THE EXERCISE: Return exactly the lines from the "What data populates" line through the last line of the entries below. Include no pictures.

[Dataset items]
— BEGIN —

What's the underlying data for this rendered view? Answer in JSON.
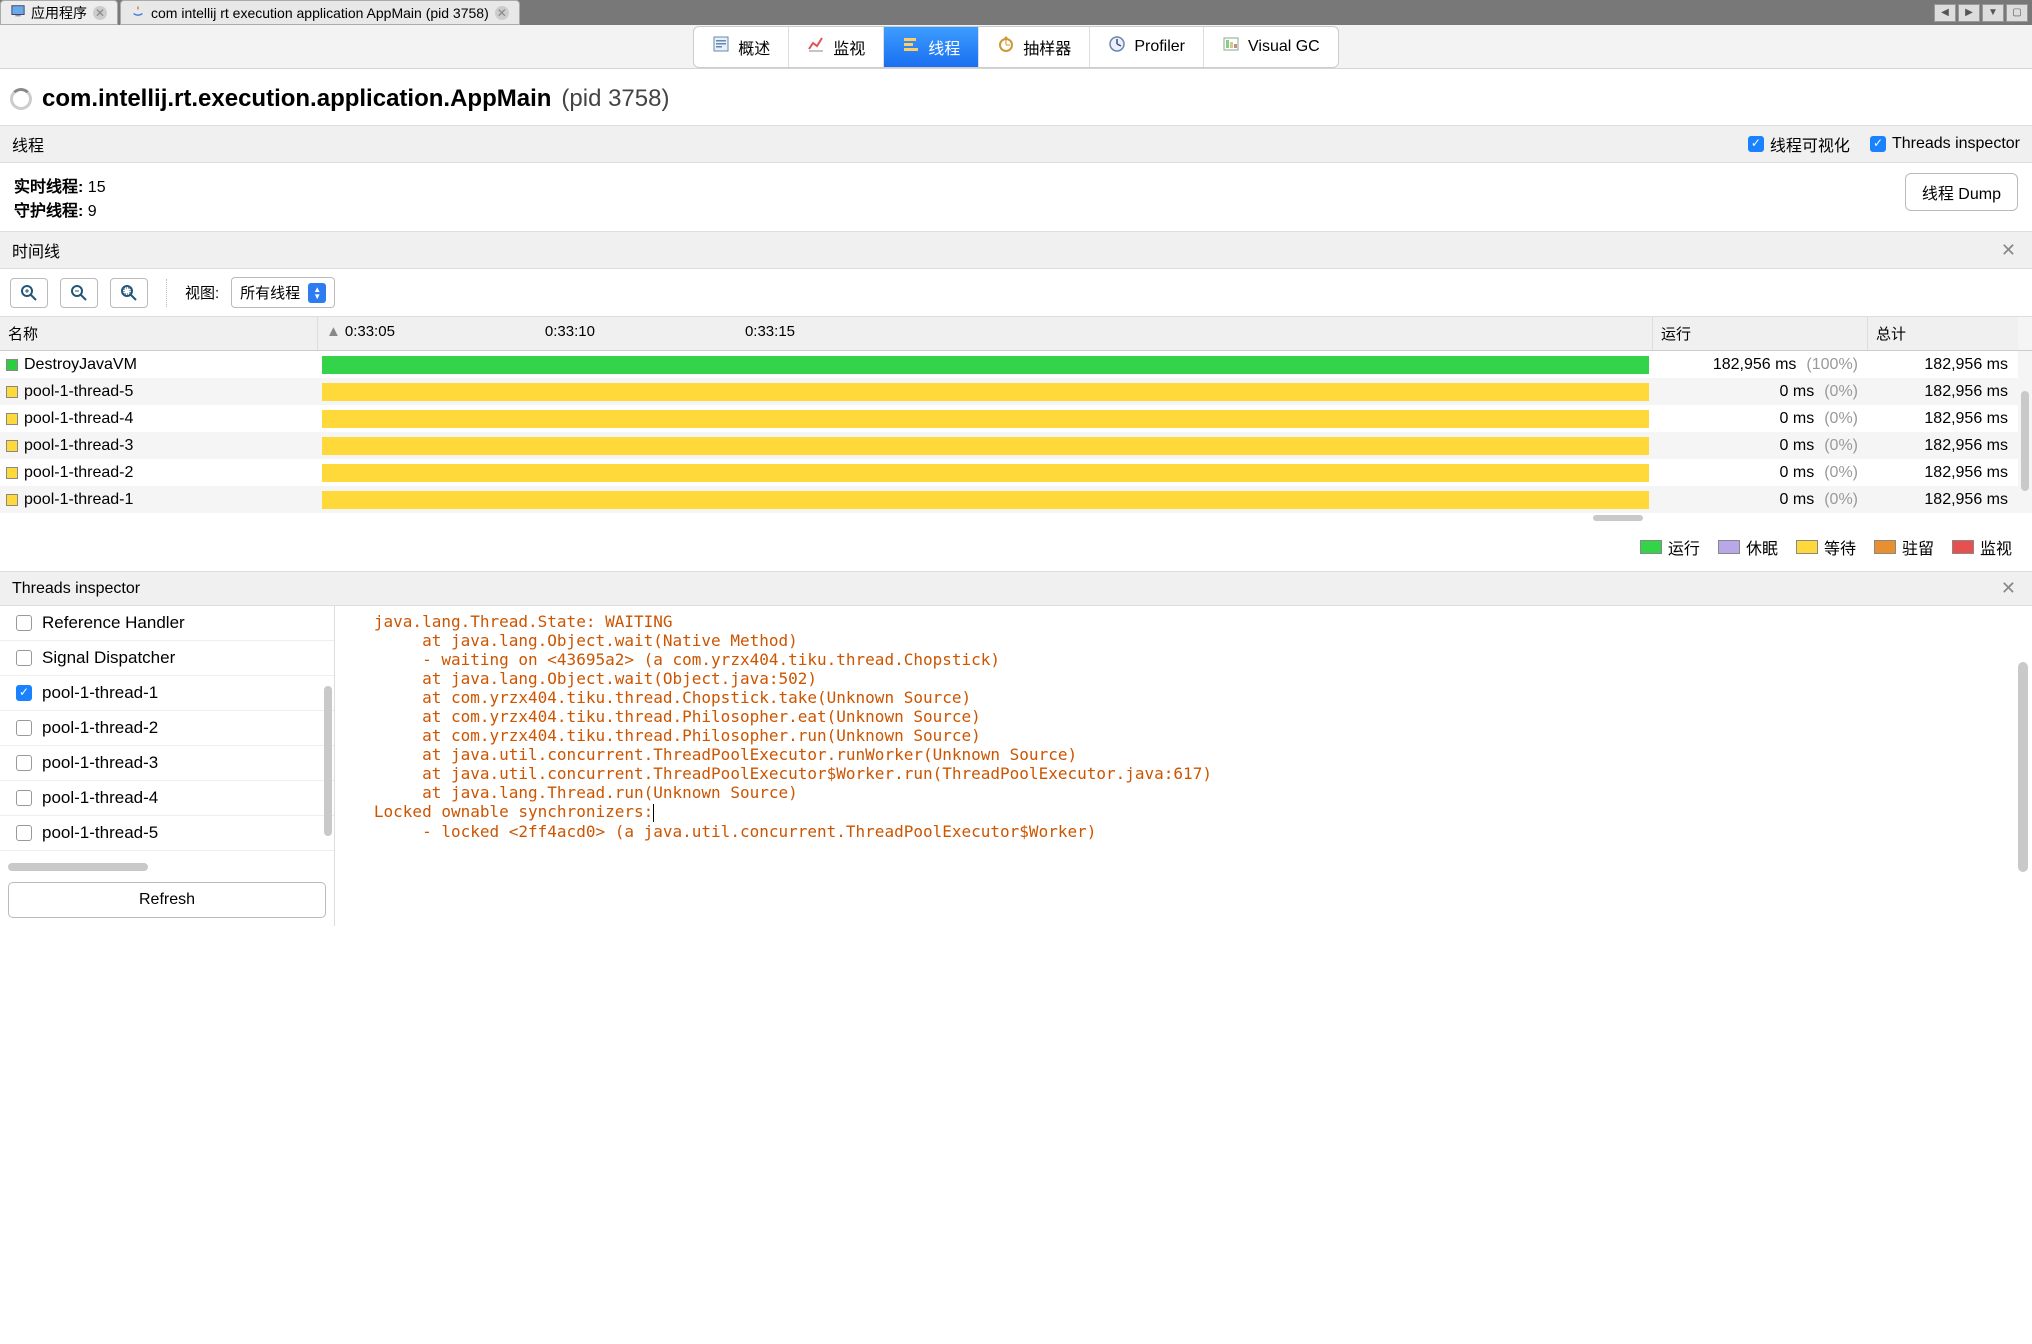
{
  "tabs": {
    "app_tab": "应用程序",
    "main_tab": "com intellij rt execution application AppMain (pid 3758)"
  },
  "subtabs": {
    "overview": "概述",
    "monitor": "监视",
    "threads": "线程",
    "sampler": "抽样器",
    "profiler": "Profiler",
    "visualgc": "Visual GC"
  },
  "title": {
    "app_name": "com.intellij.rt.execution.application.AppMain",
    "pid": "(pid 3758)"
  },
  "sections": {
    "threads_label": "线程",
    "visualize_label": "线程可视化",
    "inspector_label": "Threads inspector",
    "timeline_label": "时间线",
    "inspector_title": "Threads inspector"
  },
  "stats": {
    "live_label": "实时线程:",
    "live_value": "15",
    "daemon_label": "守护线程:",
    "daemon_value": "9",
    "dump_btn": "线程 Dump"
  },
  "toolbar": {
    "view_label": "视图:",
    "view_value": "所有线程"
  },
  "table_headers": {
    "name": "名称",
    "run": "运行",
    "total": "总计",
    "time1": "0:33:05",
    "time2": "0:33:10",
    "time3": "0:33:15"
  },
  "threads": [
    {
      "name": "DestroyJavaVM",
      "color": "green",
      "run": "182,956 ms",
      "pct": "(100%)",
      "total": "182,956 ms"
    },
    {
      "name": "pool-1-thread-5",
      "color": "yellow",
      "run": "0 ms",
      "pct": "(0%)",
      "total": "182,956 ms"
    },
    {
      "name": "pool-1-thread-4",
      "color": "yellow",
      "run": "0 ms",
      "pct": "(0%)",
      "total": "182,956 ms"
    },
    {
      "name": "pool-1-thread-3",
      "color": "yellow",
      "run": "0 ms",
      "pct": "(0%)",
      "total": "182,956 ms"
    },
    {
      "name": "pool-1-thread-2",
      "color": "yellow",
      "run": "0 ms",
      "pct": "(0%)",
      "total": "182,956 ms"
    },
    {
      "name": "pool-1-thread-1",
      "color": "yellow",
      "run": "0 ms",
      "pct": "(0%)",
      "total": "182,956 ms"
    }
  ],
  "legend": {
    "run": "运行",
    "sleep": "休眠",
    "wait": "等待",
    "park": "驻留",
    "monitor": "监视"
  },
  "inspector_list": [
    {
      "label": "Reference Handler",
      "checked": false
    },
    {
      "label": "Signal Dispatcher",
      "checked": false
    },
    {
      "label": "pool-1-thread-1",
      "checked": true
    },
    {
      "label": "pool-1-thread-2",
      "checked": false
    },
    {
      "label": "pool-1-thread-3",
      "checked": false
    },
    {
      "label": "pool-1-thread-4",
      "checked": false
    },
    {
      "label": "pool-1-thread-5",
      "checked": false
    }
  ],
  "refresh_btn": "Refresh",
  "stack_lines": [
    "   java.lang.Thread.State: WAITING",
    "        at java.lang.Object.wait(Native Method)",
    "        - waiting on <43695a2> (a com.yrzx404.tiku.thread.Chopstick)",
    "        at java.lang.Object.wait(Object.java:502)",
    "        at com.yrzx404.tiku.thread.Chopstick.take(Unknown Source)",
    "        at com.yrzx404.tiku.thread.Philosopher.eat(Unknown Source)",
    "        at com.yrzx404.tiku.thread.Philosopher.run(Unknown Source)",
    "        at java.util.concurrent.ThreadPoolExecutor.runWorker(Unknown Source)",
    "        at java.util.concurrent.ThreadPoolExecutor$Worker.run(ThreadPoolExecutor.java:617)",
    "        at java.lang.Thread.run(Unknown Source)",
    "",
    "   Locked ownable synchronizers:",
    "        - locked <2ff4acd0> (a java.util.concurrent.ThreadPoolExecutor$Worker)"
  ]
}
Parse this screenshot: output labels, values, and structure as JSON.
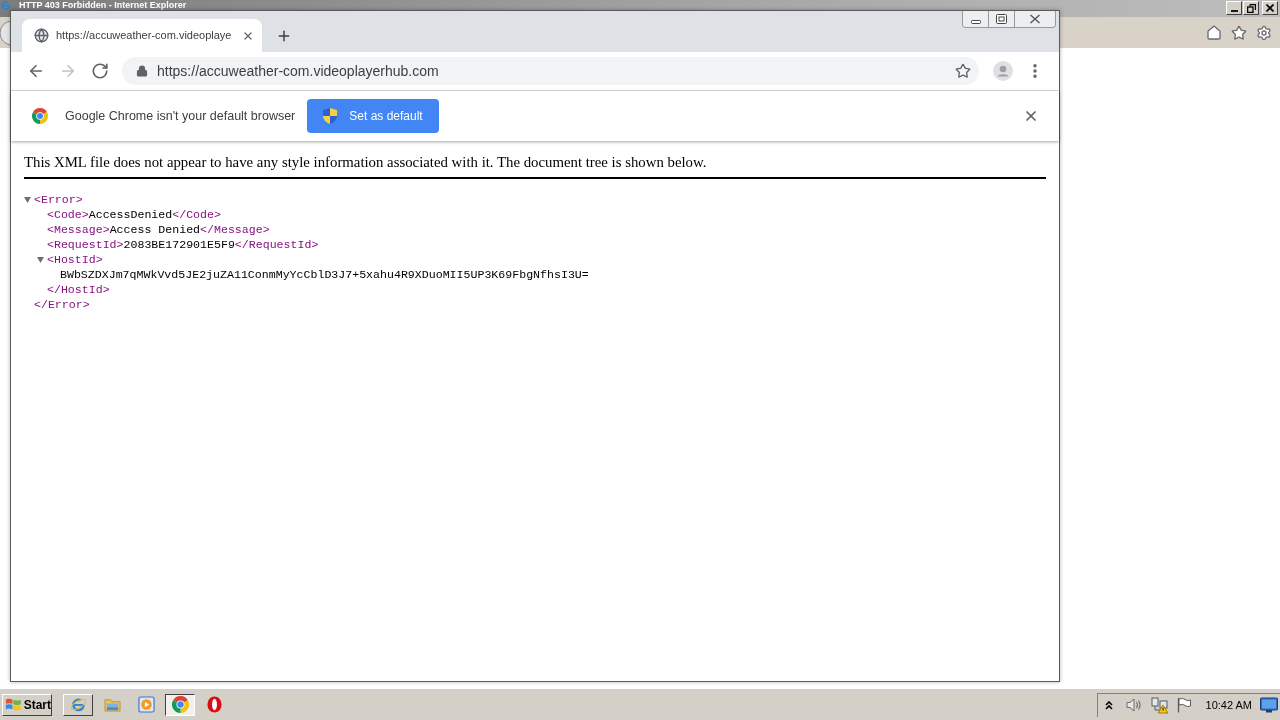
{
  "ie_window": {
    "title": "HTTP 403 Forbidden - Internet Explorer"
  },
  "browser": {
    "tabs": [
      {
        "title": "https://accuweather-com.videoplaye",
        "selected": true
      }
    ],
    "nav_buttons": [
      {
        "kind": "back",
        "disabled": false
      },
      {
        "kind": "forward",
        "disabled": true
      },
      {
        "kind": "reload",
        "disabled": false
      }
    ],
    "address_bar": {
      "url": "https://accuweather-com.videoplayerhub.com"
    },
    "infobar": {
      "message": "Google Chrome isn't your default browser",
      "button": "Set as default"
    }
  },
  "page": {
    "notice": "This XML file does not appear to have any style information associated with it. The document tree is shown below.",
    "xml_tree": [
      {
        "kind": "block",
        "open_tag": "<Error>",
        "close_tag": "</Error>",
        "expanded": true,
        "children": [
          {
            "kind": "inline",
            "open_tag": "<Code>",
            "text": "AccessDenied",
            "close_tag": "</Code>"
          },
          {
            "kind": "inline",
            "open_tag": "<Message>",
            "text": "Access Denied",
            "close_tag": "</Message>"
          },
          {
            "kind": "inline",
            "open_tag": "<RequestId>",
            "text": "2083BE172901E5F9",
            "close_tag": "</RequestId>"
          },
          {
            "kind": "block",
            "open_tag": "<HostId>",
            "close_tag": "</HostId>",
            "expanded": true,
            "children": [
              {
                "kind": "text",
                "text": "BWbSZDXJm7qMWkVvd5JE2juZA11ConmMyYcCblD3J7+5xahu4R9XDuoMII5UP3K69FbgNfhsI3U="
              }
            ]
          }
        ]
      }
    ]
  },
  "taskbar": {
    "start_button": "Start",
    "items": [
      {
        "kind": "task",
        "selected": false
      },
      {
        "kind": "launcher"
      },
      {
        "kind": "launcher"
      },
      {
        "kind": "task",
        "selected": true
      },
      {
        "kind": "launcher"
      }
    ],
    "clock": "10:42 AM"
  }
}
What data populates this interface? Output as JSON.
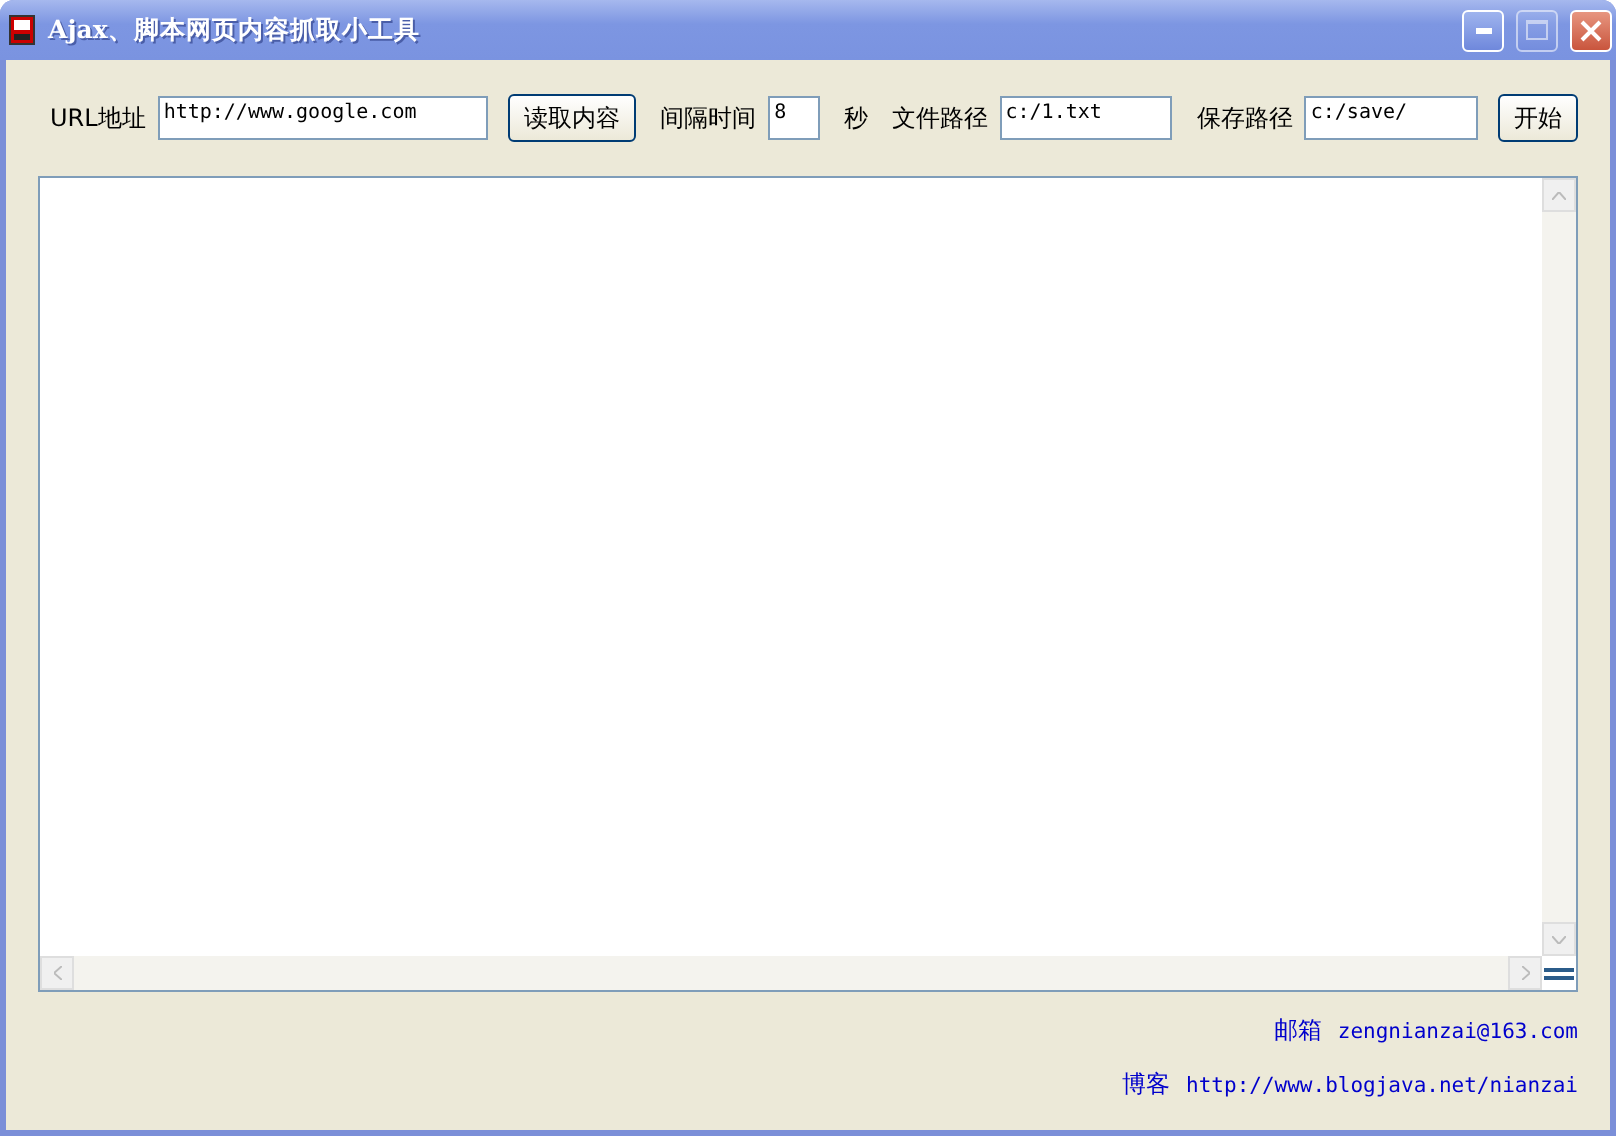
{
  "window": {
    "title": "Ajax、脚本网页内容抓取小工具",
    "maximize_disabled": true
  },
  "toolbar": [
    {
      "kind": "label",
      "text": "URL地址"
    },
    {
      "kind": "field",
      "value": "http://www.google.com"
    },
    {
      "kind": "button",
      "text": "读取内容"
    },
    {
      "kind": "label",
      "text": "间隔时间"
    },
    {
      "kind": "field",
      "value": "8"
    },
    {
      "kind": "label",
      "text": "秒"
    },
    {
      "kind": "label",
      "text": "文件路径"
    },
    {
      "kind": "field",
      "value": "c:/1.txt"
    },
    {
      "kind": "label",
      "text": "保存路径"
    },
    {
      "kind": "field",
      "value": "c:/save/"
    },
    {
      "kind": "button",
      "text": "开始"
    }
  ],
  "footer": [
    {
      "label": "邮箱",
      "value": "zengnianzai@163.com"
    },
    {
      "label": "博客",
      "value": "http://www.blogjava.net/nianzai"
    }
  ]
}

— END —

ANSWER TO THE EXERCISE:
What data populates this interface? Output as JSON.
{
  "window": {
    "title": "Ajax、脚本网页内容抓取小工具",
    "maximize_disabled": true
  },
  "toolbar": [
    {
      "kind": "label",
      "text": "URL地址"
    },
    {
      "kind": "field",
      "value": "http://www.google.com"
    },
    {
      "kind": "button",
      "text": "读取内容"
    },
    {
      "kind": "label",
      "text": "间隔时间"
    },
    {
      "kind": "field",
      "value": "8"
    },
    {
      "kind": "label",
      "text": "秒"
    },
    {
      "kind": "label",
      "text": "文件路径"
    },
    {
      "kind": "field",
      "value": "c:/1.txt"
    },
    {
      "kind": "label",
      "text": "保存路径"
    },
    {
      "kind": "field",
      "value": "c:/save/"
    },
    {
      "kind": "button",
      "text": "开始"
    }
  ],
  "footer": [
    {
      "label": "邮箱",
      "value": "zengnianzai@163.com"
    },
    {
      "label": "博客",
      "value": "http://www.blogjava.net/nianzai"
    }
  ]
}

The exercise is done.